Extract every line from the items below and reproduce each one with no changes.

[Data records]
_ _ _ _ _ _ _

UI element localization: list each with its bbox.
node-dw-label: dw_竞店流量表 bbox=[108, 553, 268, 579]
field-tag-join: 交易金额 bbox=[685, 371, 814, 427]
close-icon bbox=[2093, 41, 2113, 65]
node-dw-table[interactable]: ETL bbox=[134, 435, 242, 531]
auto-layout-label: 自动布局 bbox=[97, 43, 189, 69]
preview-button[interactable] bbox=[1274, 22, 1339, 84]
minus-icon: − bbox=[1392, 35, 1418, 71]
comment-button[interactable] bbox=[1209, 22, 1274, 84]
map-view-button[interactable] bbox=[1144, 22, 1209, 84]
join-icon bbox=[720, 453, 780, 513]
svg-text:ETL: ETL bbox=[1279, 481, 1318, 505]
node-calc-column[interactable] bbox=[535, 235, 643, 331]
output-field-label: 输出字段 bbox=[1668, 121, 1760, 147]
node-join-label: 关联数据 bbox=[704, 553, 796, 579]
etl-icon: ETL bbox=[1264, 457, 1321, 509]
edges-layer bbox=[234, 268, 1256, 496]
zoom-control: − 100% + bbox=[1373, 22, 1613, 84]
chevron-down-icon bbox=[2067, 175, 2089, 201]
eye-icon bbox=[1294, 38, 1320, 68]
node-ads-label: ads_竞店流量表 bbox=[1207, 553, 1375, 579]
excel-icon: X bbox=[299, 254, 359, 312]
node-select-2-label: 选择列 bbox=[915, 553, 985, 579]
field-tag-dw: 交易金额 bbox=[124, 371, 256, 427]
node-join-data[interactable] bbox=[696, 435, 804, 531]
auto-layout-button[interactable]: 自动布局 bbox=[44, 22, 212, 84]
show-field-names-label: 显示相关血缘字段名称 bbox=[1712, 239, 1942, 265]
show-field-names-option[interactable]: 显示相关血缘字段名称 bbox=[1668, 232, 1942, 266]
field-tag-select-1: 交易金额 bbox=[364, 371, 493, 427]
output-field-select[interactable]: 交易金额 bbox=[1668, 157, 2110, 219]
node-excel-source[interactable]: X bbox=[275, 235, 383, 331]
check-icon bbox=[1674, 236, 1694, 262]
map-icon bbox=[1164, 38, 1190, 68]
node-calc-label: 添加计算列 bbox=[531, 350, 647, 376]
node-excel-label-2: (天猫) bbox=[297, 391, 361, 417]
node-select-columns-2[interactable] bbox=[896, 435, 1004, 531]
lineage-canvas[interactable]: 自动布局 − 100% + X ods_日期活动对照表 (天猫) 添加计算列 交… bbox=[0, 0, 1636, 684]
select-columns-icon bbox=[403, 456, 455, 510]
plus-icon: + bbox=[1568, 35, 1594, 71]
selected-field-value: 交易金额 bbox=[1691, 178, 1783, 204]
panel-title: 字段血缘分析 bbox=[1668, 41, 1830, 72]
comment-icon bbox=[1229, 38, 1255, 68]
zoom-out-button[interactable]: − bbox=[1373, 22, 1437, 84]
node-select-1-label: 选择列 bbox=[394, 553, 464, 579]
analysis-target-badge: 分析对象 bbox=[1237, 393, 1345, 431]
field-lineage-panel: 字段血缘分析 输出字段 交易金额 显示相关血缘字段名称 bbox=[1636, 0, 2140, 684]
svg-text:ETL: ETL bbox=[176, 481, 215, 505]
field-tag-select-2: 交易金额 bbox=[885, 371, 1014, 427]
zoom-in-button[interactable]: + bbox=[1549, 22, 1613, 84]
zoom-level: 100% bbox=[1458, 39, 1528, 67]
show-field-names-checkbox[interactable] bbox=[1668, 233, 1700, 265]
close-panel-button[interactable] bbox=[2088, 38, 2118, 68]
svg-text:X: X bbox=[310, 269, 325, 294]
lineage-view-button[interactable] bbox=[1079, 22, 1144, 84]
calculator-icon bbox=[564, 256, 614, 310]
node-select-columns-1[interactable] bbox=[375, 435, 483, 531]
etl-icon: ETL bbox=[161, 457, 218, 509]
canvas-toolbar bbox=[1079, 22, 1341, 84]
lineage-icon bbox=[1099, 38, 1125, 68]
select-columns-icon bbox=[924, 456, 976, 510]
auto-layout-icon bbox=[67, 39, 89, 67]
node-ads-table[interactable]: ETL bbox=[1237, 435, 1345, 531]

_ _ _ _ _ _ _

▶ Result of the exercise:
UI element localization: list each with its bbox.
node-dw-label: dw_竞店流量表 bbox=[108, 553, 268, 579]
field-tag-join: 交易金额 bbox=[685, 371, 814, 427]
close-icon bbox=[2093, 41, 2113, 65]
node-dw-table[interactable]: ETL bbox=[134, 435, 242, 531]
auto-layout-label: 自动布局 bbox=[97, 43, 189, 69]
preview-button[interactable] bbox=[1274, 22, 1339, 84]
minus-icon: − bbox=[1392, 35, 1418, 71]
comment-button[interactable] bbox=[1209, 22, 1274, 84]
map-view-button[interactable] bbox=[1144, 22, 1209, 84]
join-icon bbox=[720, 453, 780, 513]
svg-text:ETL: ETL bbox=[1279, 481, 1318, 505]
node-calc-column[interactable] bbox=[535, 235, 643, 331]
output-field-label: 输出字段 bbox=[1668, 121, 1760, 147]
node-join-label: 关联数据 bbox=[704, 553, 796, 579]
etl-icon: ETL bbox=[1264, 457, 1321, 509]
edges-layer bbox=[234, 268, 1256, 496]
zoom-control: − 100% + bbox=[1373, 22, 1613, 84]
chevron-down-icon bbox=[2067, 175, 2089, 201]
eye-icon bbox=[1294, 38, 1320, 68]
node-ads-label: ads_竞店流量表 bbox=[1207, 553, 1375, 579]
excel-icon: X bbox=[299, 254, 359, 312]
node-select-2-label: 选择列 bbox=[915, 553, 985, 579]
field-tag-dw: 交易金额 bbox=[124, 371, 256, 427]
node-join-data[interactable] bbox=[696, 435, 804, 531]
auto-layout-button[interactable]: 自动布局 bbox=[44, 22, 212, 84]
show-field-names-label: 显示相关血缘字段名称 bbox=[1712, 239, 1942, 265]
show-field-names-option[interactable]: 显示相关血缘字段名称 bbox=[1668, 232, 1942, 266]
field-tag-select-1: 交易金额 bbox=[364, 371, 493, 427]
output-field-select[interactable]: 交易金额 bbox=[1668, 157, 2110, 219]
node-excel-source[interactable]: X bbox=[275, 235, 383, 331]
check-icon bbox=[1674, 236, 1694, 262]
map-icon bbox=[1164, 38, 1190, 68]
node-calc-label: 添加计算列 bbox=[531, 350, 647, 376]
node-excel-label-2: (天猫) bbox=[297, 391, 361, 417]
node-select-columns-2[interactable] bbox=[896, 435, 1004, 531]
lineage-canvas[interactable]: 自动布局 − 100% + X ods_日期活动对照表 (天猫) 添加计算列 交… bbox=[0, 0, 1636, 684]
select-columns-icon bbox=[403, 456, 455, 510]
plus-icon: + bbox=[1568, 35, 1594, 71]
selected-field-value: 交易金额 bbox=[1691, 178, 1783, 204]
panel-title: 字段血缘分析 bbox=[1668, 41, 1830, 72]
comment-icon bbox=[1229, 38, 1255, 68]
zoom-out-button[interactable]: − bbox=[1373, 22, 1437, 84]
node-select-1-label: 选择列 bbox=[394, 553, 464, 579]
analysis-target-badge: 分析对象 bbox=[1237, 393, 1345, 431]
field-lineage-panel: 字段血缘分析 输出字段 交易金额 显示相关血缘字段名称 bbox=[1636, 0, 2140, 684]
svg-text:ETL: ETL bbox=[176, 481, 215, 505]
field-tag-select-2: 交易金额 bbox=[885, 371, 1014, 427]
zoom-in-button[interactable]: + bbox=[1549, 22, 1613, 84]
zoom-level: 100% bbox=[1458, 39, 1528, 67]
show-field-names-checkbox[interactable] bbox=[1668, 233, 1700, 265]
close-panel-button[interactable] bbox=[2088, 38, 2118, 68]
svg-text:X: X bbox=[310, 269, 325, 294]
lineage-view-button[interactable] bbox=[1079, 22, 1144, 84]
calculator-icon bbox=[564, 256, 614, 310]
node-select-columns-1[interactable] bbox=[375, 435, 483, 531]
etl-icon: ETL bbox=[161, 457, 218, 509]
canvas-toolbar bbox=[1079, 22, 1341, 84]
lineage-icon bbox=[1099, 38, 1125, 68]
select-columns-icon bbox=[924, 456, 976, 510]
auto-layout-icon bbox=[67, 39, 89, 67]
node-ads-table[interactable]: ETL bbox=[1237, 435, 1345, 531]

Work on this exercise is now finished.